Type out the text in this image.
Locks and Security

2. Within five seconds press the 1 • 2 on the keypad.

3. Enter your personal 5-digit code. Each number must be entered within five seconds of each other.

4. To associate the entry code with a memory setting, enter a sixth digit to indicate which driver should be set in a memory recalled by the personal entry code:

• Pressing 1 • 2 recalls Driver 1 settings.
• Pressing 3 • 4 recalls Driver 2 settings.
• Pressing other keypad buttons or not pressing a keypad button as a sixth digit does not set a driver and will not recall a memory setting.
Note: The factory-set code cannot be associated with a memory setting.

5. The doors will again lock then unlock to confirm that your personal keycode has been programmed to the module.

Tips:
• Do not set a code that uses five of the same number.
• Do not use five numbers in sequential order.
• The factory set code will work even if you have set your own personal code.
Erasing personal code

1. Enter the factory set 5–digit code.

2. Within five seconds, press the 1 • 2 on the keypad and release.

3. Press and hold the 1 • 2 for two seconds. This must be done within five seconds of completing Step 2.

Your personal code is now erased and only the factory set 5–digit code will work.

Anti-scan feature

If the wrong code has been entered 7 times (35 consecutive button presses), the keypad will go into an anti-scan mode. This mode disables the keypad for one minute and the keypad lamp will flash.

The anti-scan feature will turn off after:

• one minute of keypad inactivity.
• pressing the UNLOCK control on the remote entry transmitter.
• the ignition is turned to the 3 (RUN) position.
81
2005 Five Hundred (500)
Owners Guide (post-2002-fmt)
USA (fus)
● ● ● ●
§ **EXERCISE DETAILS**: Filter the records, keeping only lines that contain "seconds", and show those lines.

§ **WORKED ANSWER**:
2. Within five seconds press the 1 • 2 on the keypad.
3. Enter your personal 5-digit code. Each number must be entered within five seconds of each other.
2. Within five seconds, press the 1 • 2 on the keypad and release.
3. Press and hold the 1 • 2 for two seconds. This must be done within five seconds of completing Step 2.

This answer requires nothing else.